# Task brief
Omit all images. Transcribe the rest of the material below exactly.

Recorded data
--------------------------------------------------

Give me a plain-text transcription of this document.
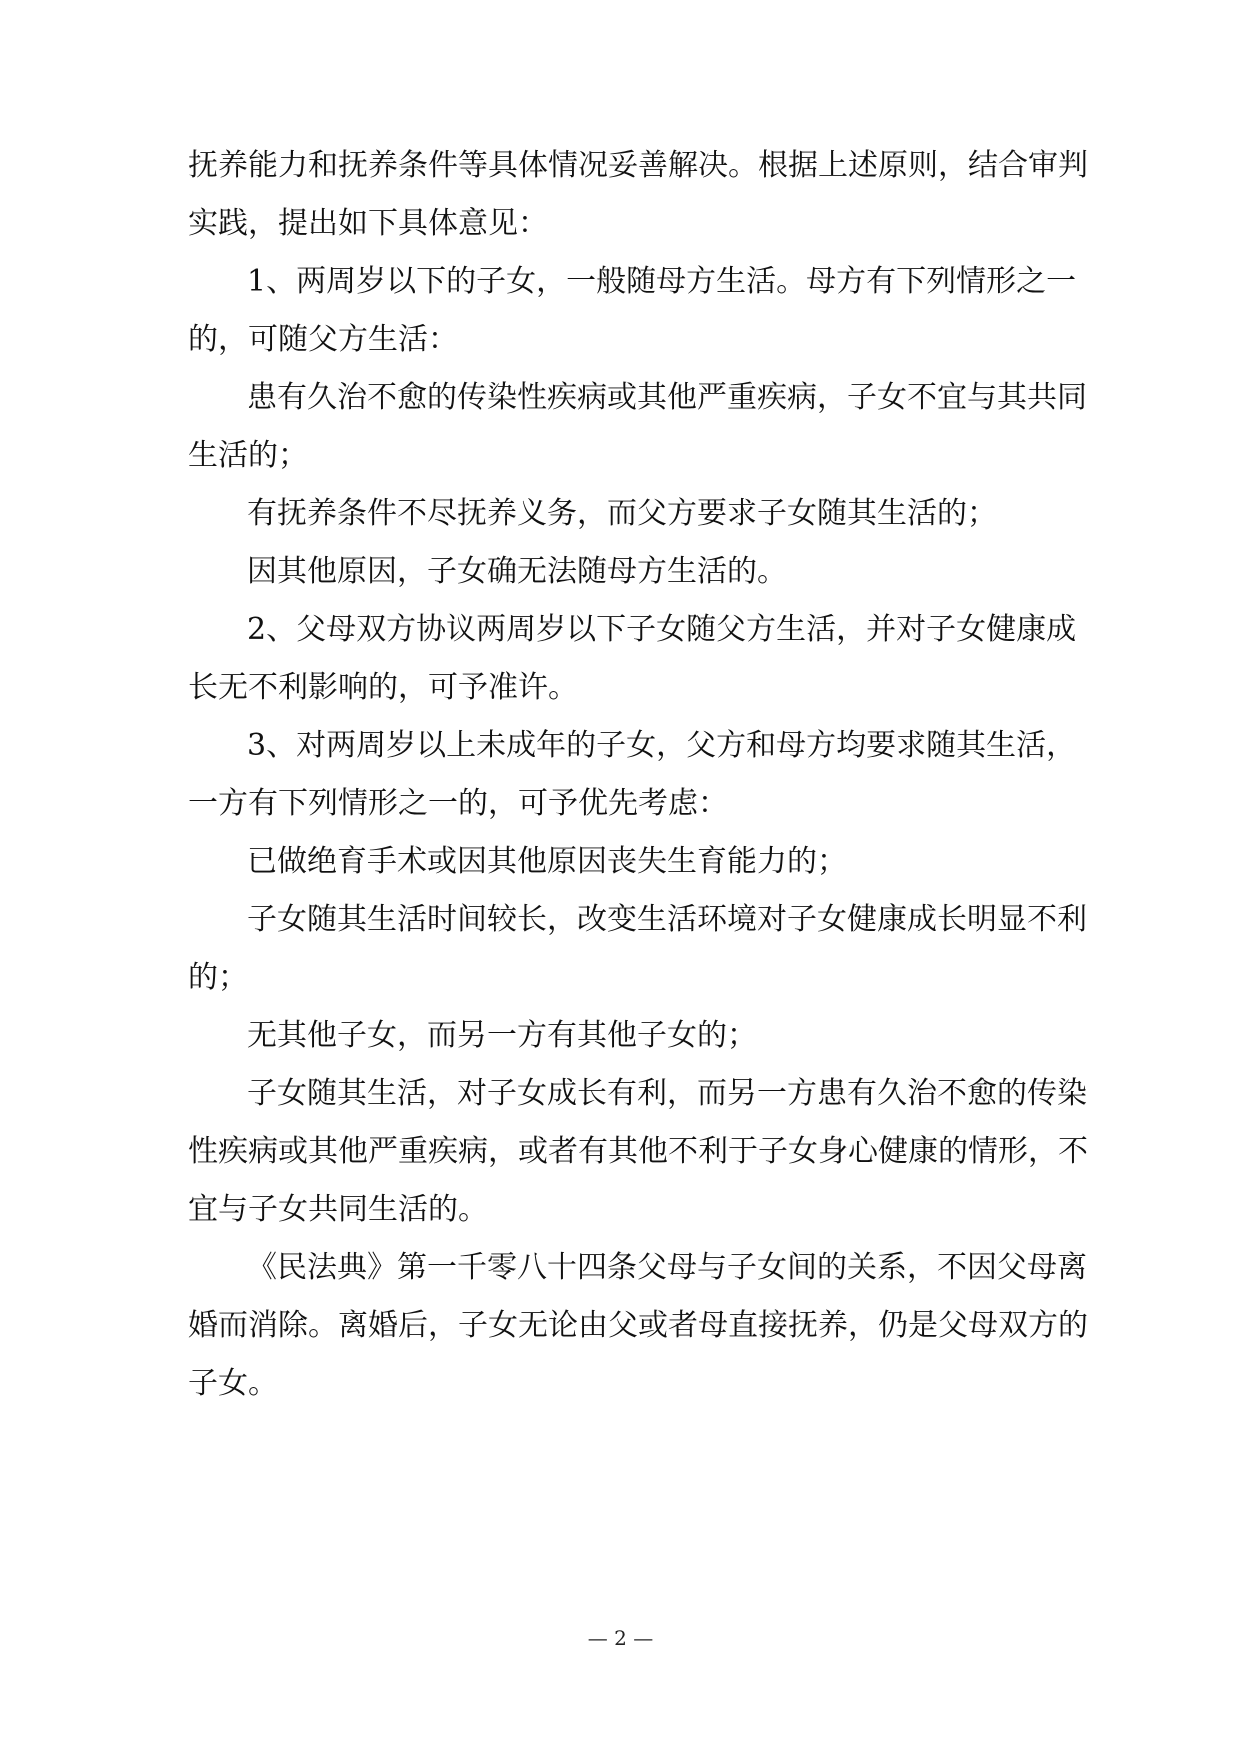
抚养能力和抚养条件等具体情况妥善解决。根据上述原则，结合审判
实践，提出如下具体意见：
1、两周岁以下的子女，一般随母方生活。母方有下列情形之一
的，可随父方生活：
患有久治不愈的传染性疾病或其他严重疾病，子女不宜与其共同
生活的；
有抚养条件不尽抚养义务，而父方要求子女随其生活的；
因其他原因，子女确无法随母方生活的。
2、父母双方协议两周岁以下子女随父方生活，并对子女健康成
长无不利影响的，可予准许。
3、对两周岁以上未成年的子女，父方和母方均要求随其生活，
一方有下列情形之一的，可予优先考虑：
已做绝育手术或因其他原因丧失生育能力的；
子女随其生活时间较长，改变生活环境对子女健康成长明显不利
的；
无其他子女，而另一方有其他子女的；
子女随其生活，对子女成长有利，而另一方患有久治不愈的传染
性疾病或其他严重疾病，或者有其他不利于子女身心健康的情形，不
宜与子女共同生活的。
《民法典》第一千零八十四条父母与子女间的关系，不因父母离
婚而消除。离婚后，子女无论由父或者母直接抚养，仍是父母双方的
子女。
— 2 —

--------------------------------------------------

# Exercise output
Give me a plain-text transcription of this document.
抚养能力和抚养条件等具体情况妥善解决。根据上述原则，结合审判
实践，提出如下具体意见：
1、两周岁以下的子女，一般随母方生活。母方有下列情形之一
的，可随父方生活：
患有久治不愈的传染性疾病或其他严重疾病，子女不宜与其共同
生活的；
有抚养条件不尽抚养义务，而父方要求子女随其生活的；
因其他原因，子女确无法随母方生活的。
2、父母双方协议两周岁以下子女随父方生活，并对子女健康成
长无不利影响的，可予准许。
3、对两周岁以上未成年的子女，父方和母方均要求随其生活，
一方有下列情形之一的，可予优先考虑：
已做绝育手术或因其他原因丧失生育能力的；
子女随其生活时间较长，改变生活环境对子女健康成长明显不利
的；
无其他子女，而另一方有其他子女的；
子女随其生活，对子女成长有利，而另一方患有久治不愈的传染
性疾病或其他严重疾病，或者有其他不利于子女身心健康的情形，不
宜与子女共同生活的。
《民法典》第一千零八十四条父母与子女间的关系，不因父母离
婚而消除。离婚后，子女无论由父或者母直接抚养，仍是父母双方的
子女。
— 2 —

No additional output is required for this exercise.